>> Start Supplied entries

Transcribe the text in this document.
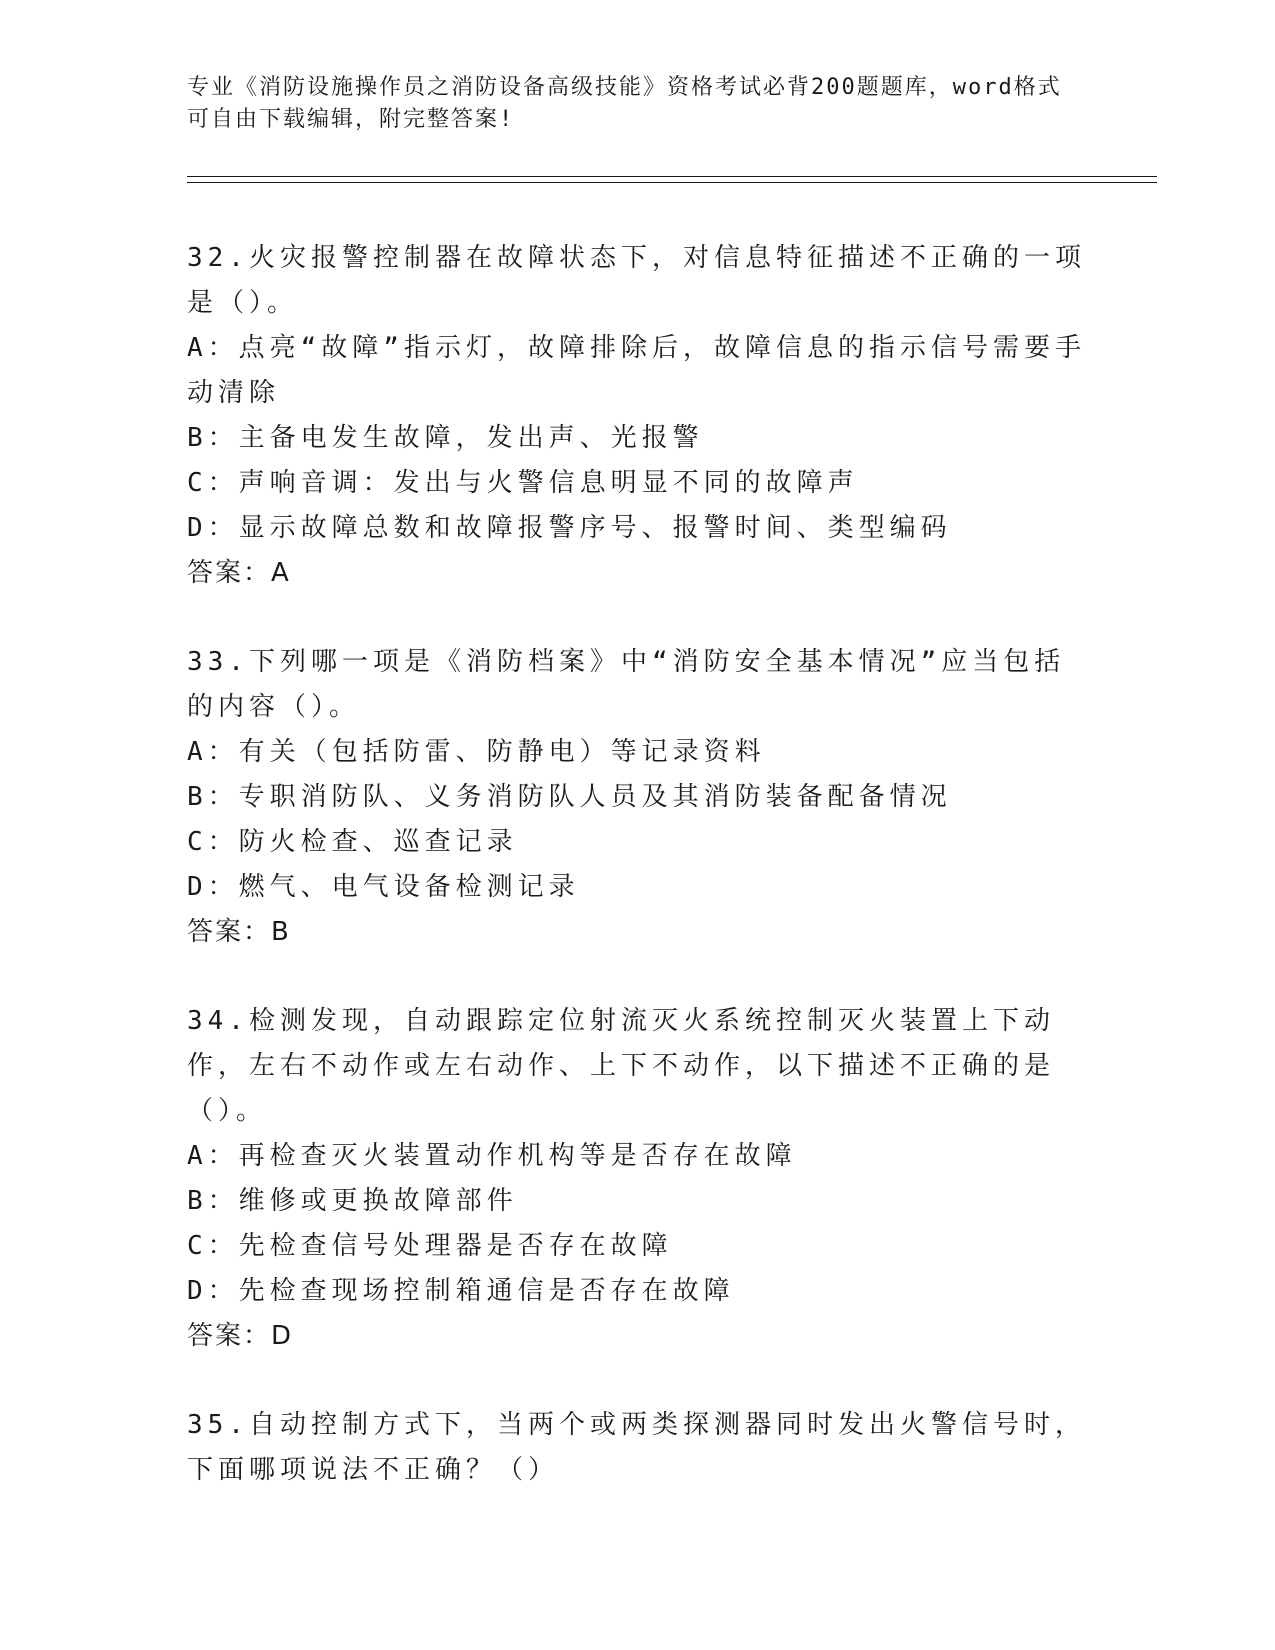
专业《消防设施操作员之消防设备高级技能》资格考试必背200题题库，word格式可自由下载编辑，附完整答案!

32.火灾报警控制器在故障状态下，对信息特征描述不正确的一项是（）。

A：点亮“故障”指示灯，故障排除后，故障信息的指示信号需要手动清除

B：主备电发生故障，发出声、光报警

C：声响音调：发出与火警信息明显不同的故障声

D：显示故障总数和故障报警序号、报警时间、类型编码

答案：A

33.下列哪一项是《消防档案》中“消防安全基本情况”应当包括的内容（）。

A：有关（包括防雷、防静电）等记录资料

B：专职消防队、义务消防队人员及其消防装备配备情况

C：防火检查、巡查记录

D：燃气、电气设备检测记录

答案：B

34.检测发现，自动跟踪定位射流灭火系统控制灭火装置上下动作，左右不动作或左右动作、上下不动作，以下描述不正确的是（）。

A：再检查灭火装置动作机构等是否存在故障

B：维修或更换故障部件

C：先检查信号处理器是否存在故障

D：先检查现场控制箱通信是否存在故障

答案：D

35.自动控制方式下，当两个或两类探测器同时发出火警信号时，下面哪项说法不正确？（）
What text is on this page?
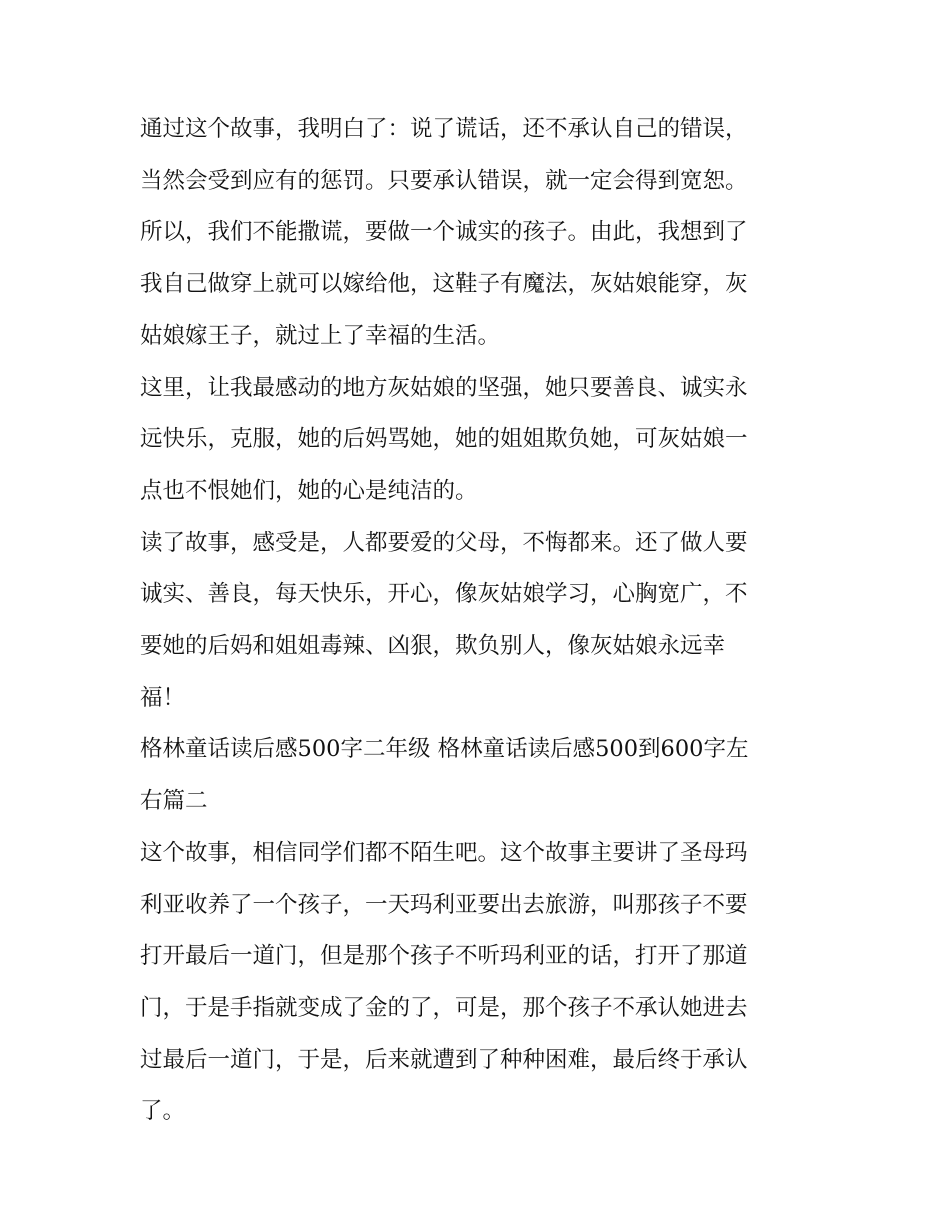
通过这个故事，我明白了：说了谎话，还不承认自己的错误，
当然会受到应有的惩罚。只要承认错误，就一定会得到宽恕。
所以，我们不能撒谎，要做一个诚实的孩子。由此，我想到了
我自己做穿上就可以嫁给他，这鞋子有魔法，灰姑娘能穿，灰
姑娘嫁王子，就过上了幸福的生活。
这里，让我最感动的地方灰姑娘的坚强，她只要善良、诚实永
远快乐，克服，她的后妈骂她，她的姐姐欺负她，可灰姑娘一
点也不恨她们，她的心是纯洁的。
读了故事，感受是，人都要爱的父母，不悔都来。还了做人要
诚实、善良，每天快乐，开心，像灰姑娘学习，心胸宽广，不
要她的后妈和姐姐毒辣、凶狠，欺负别人，像灰姑娘永远幸
福！
格林童话读后感500字二年级 格林童话读后感500到600字左
右篇二
这个故事，相信同学们都不陌生吧。这个故事主要讲了圣母玛
利亚收养了一个孩子，一天玛利亚要出去旅游，叫那孩子不要
打开最后一道门，但是那个孩子不听玛利亚的话，打开了那道
门，于是手指就变成了金的了，可是，那个孩子不承认她进去
过最后一道门，于是，后来就遭到了种种困难，最后终于承认
了。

>> End Supplied entries

Instruction:
Transcribe the records above exactly, omitting every picture they contain.

Written response:
Transcribe the text in this document.
专业《消防设施操作员之消防设备高级技能》资格考试必背200题题库，word格式可自由下载编辑，附完整答案!

32.火灾报警控制器在故障状态下，对信息特征描述不正确的一项是（）。

A：点亮“故障”指示灯，故障排除后，故障信息的指示信号需要手动清除

B：主备电发生故障，发出声、光报警

C：声响音调：发出与火警信息明显不同的故障声

D：显示故障总数和故障报警序号、报警时间、类型编码

答案：A

33.下列哪一项是《消防档案》中“消防安全基本情况”应当包括的内容（）。

A：有关（包括防雷、防静电）等记录资料

B：专职消防队、义务消防队人员及其消防装备配备情况

C：防火检查、巡查记录

D：燃气、电气设备检测记录

答案：B

34.检测发现，自动跟踪定位射流灭火系统控制灭火装置上下动作，左右不动作或左右动作、上下不动作，以下描述不正确的是（）。

A：再检查灭火装置动作机构等是否存在故障

B：维修或更换故障部件

C：先检查信号处理器是否存在故障

D：先检查现场控制箱通信是否存在故障

答案：D

35.自动控制方式下，当两个或两类探测器同时发出火警信号时，下面哪项说法不正确？（）
What text is on this page?
通过这个故事，我明白了：说了谎话，还不承认自己的错误，
当然会受到应有的惩罚。只要承认错误，就一定会得到宽恕。
所以，我们不能撒谎，要做一个诚实的孩子。由此，我想到了
我自己做穿上就可以嫁给他，这鞋子有魔法，灰姑娘能穿，灰
姑娘嫁王子，就过上了幸福的生活。
这里，让我最感动的地方灰姑娘的坚强，她只要善良、诚实永
远快乐，克服，她的后妈骂她，她的姐姐欺负她，可灰姑娘一
点也不恨她们，她的心是纯洁的。
读了故事，感受是，人都要爱的父母，不悔都来。还了做人要
诚实、善良，每天快乐，开心，像灰姑娘学习，心胸宽广，不
要她的后妈和姐姐毒辣、凶狠，欺负别人，像灰姑娘永远幸
福！
格林童话读后感500字二年级 格林童话读后感500到600字左
右篇二
这个故事，相信同学们都不陌生吧。这个故事主要讲了圣母玛
利亚收养了一个孩子，一天玛利亚要出去旅游，叫那孩子不要
打开最后一道门，但是那个孩子不听玛利亚的话，打开了那道
门，于是手指就变成了金的了，可是，那个孩子不承认她进去
过最后一道门，于是，后来就遭到了种种困难，最后终于承认
了。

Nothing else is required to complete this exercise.